--- START The data ---

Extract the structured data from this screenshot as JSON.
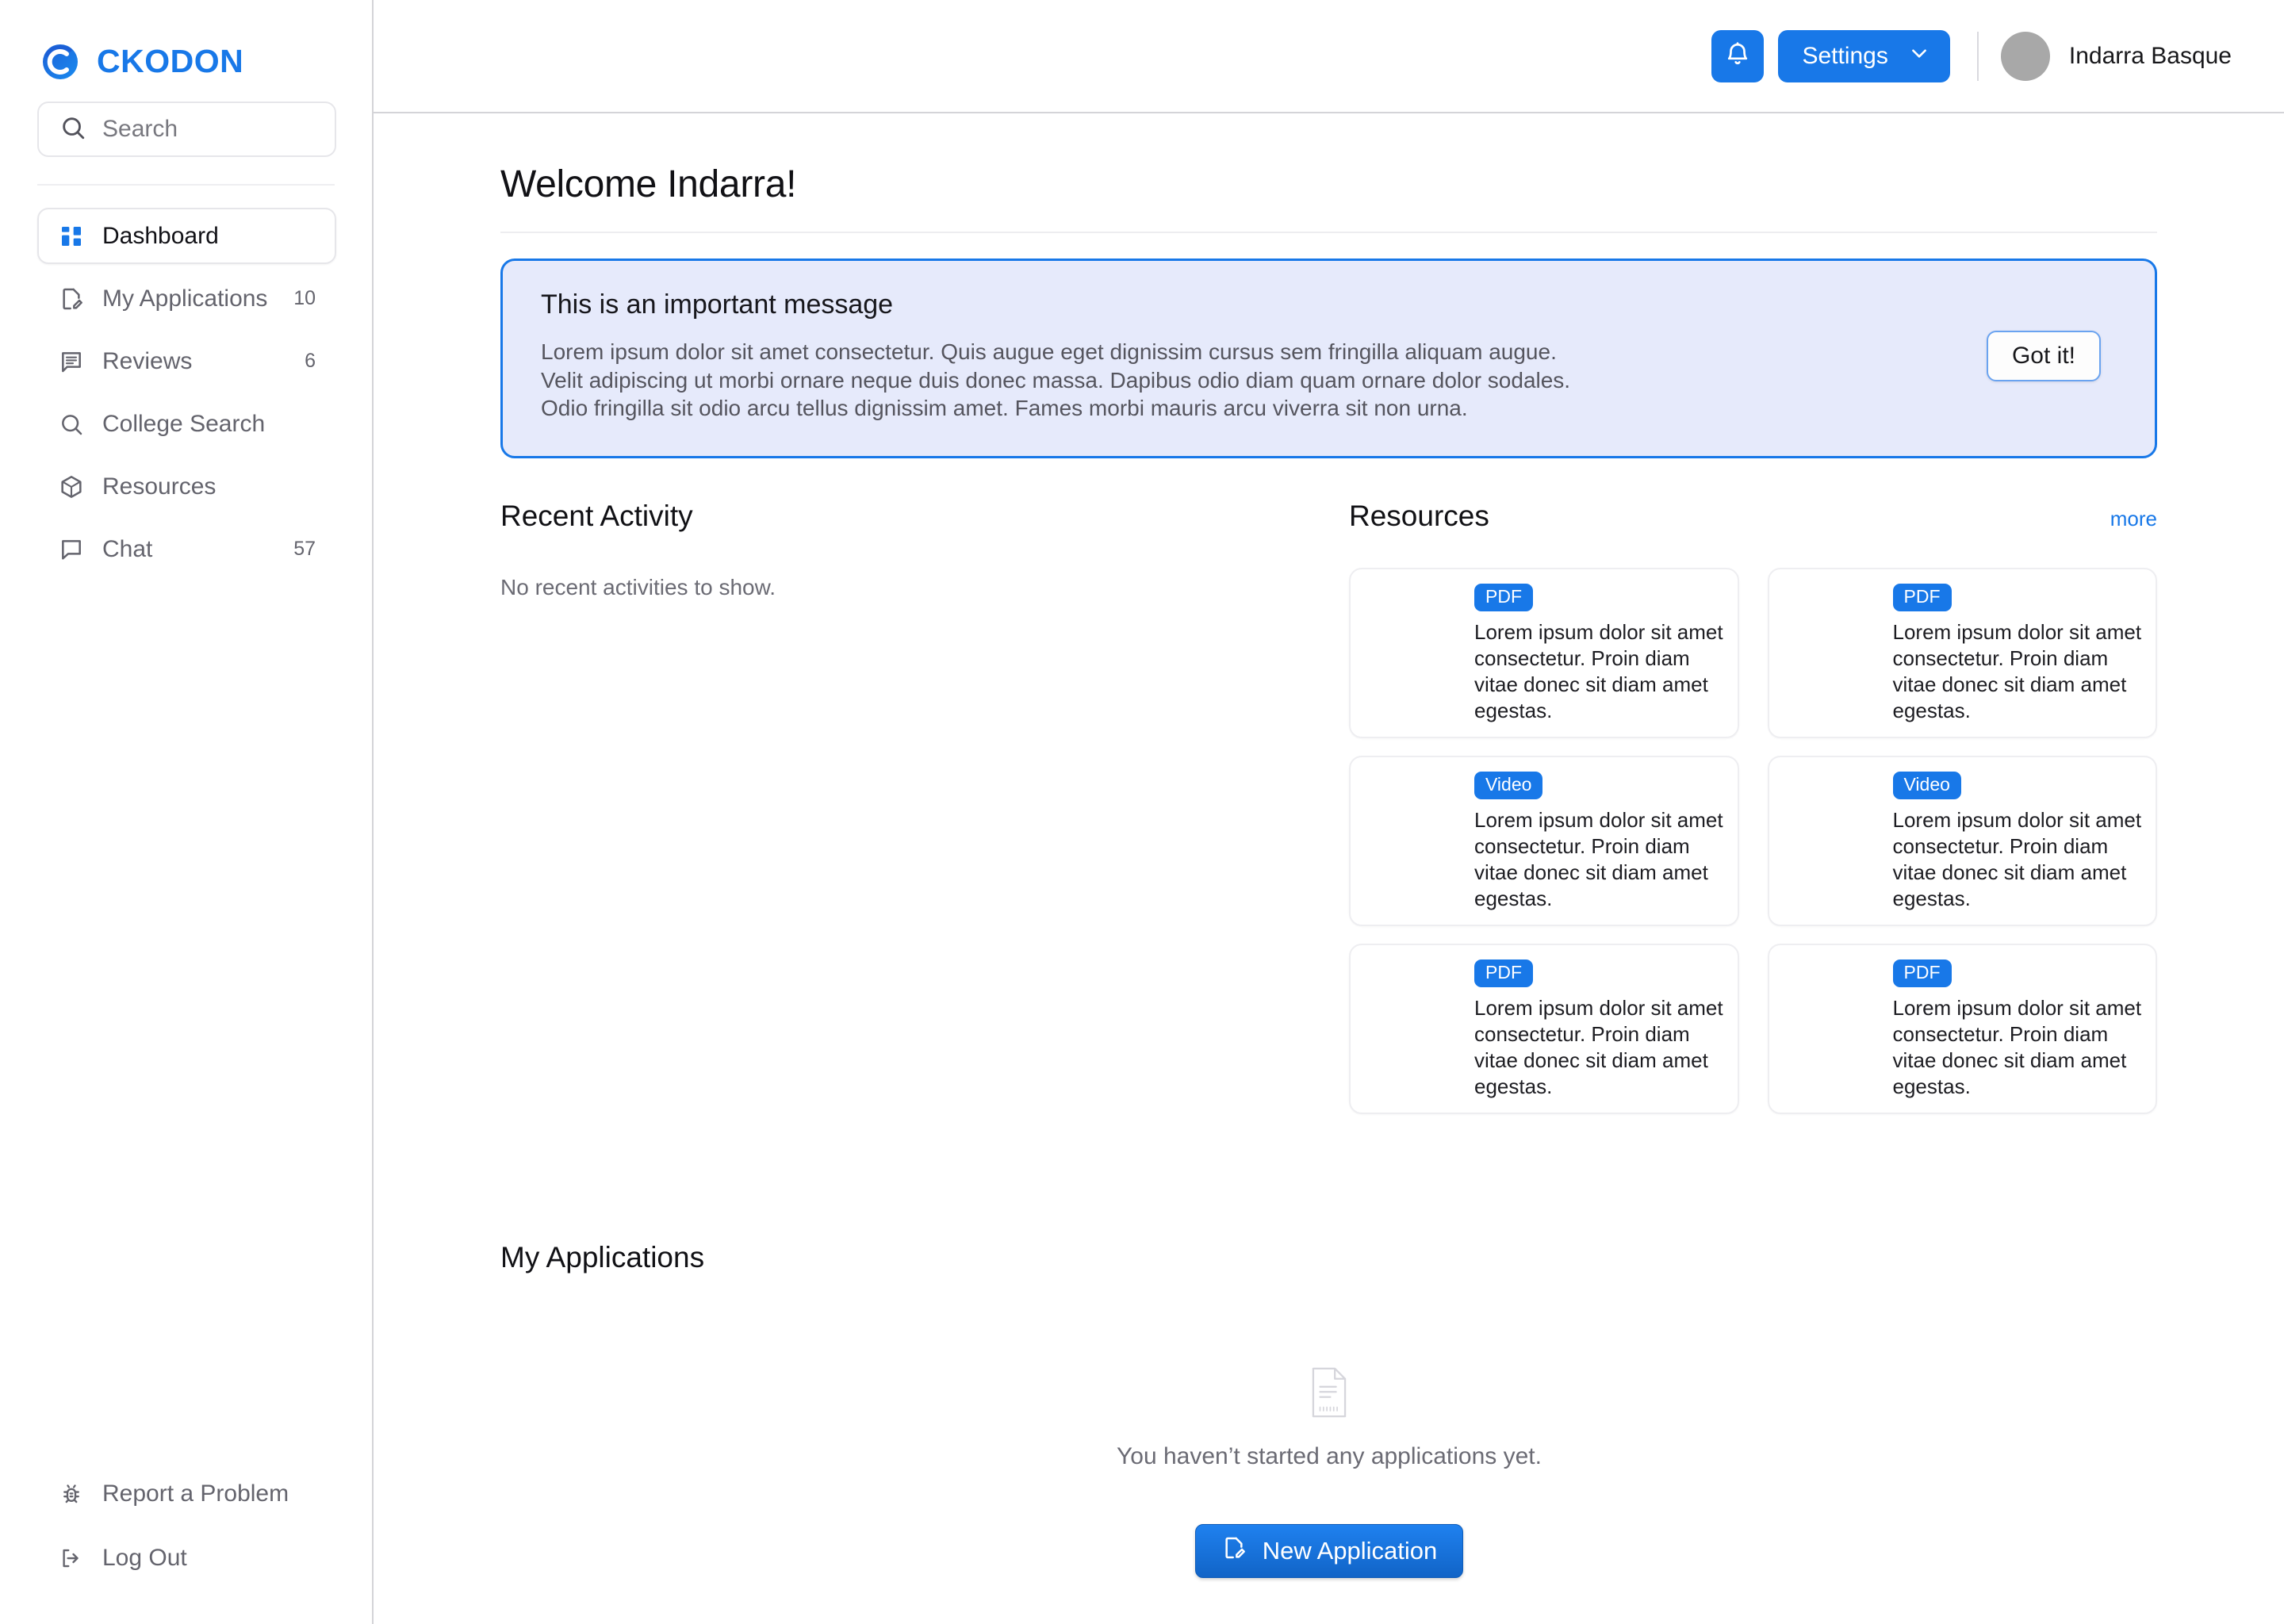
{
  "brand": {
    "name": "CKODON",
    "logo_icon": "ckodon-logo-icon",
    "accent": "#1878e8"
  },
  "sidebar": {
    "search": {
      "placeholder": "Search",
      "value": "",
      "icon": "search-icon"
    },
    "items": [
      {
        "label": "Dashboard",
        "icon": "dashboard-grid-icon",
        "count": "",
        "active": true
      },
      {
        "label": "My Applications",
        "icon": "document-edit-icon",
        "count": "10",
        "active": false
      },
      {
        "label": "Reviews",
        "icon": "review-comment-icon",
        "count": "6",
        "active": false
      },
      {
        "label": "College Search",
        "icon": "search-icon",
        "count": "",
        "active": false
      },
      {
        "label": "Resources",
        "icon": "package-box-icon",
        "count": "",
        "active": false
      },
      {
        "label": "Chat",
        "icon": "chat-bubble-icon",
        "count": "57",
        "active": false
      }
    ],
    "bottom_items": [
      {
        "label": "Report a Problem",
        "icon": "bug-icon"
      },
      {
        "label": "Log Out",
        "icon": "logout-arrow-icon"
      }
    ]
  },
  "topbar": {
    "notifications_icon": "bell-icon",
    "settings_label": "Settings",
    "settings_chevron_icon": "chevron-down-icon",
    "user_name": "Indarra Basque",
    "avatar_icon": "avatar"
  },
  "page": {
    "title": "Welcome Indarra!"
  },
  "banner": {
    "title": "This is an important message",
    "line1": "Lorem ipsum dolor sit amet consectetur. Quis augue eget dignissim cursus sem fringilla aliquam augue.",
    "line2": "Velit adipiscing ut morbi ornare neque duis donec massa. Dapibus odio diam quam ornare dolor sodales.",
    "line3": "Odio fringilla sit odio arcu tellus dignissim amet. Fames morbi mauris arcu viverra sit non urna.",
    "dismiss_label": "Got it!",
    "bg": "#e6eafb",
    "border": "#1878e8"
  },
  "recent_activity": {
    "title": "Recent Activity",
    "empty_text": "No recent activities to show."
  },
  "resources": {
    "title": "Resources",
    "more_label": "more",
    "cards": [
      {
        "badge": "PDF",
        "thumb": "books-thumbnail",
        "desc": "Lorem ipsum dolor sit amet consectetur. Proin diam vitae donec sit diam amet egestas."
      },
      {
        "badge": "PDF",
        "thumb": "books-thumbnail",
        "desc": "Lorem ipsum dolor sit amet consectetur. Proin diam vitae donec sit diam amet egestas."
      },
      {
        "badge": "Video",
        "thumb": "tablet-thumbnail",
        "desc": "Lorem ipsum dolor sit amet consectetur. Proin diam vitae donec sit diam amet egestas."
      },
      {
        "badge": "Video",
        "thumb": "tablet-thumbnail",
        "desc": "Lorem ipsum dolor sit amet consectetur. Proin diam vitae donec sit diam amet egestas."
      },
      {
        "badge": "PDF",
        "thumb": "person-thumbnail",
        "desc": "Lorem ipsum dolor sit amet consectetur. Proin diam vitae donec sit diam amet egestas."
      },
      {
        "badge": "PDF",
        "thumb": "person-thumbnail",
        "desc": "Lorem ipsum dolor sit amet consectetur. Proin diam vitae donec sit diam amet egestas."
      }
    ]
  },
  "my_applications": {
    "title": "My Applications",
    "empty_icon": "document-placeholder-icon",
    "empty_text": "You haven’t started any applications yet.",
    "new_button_label": "New Application",
    "new_button_icon": "document-edit-icon"
  }
}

--- END The data ---

[Goal of the exercise] Write down only how many lines in the listing contain the word "title".

[Complete answer] 5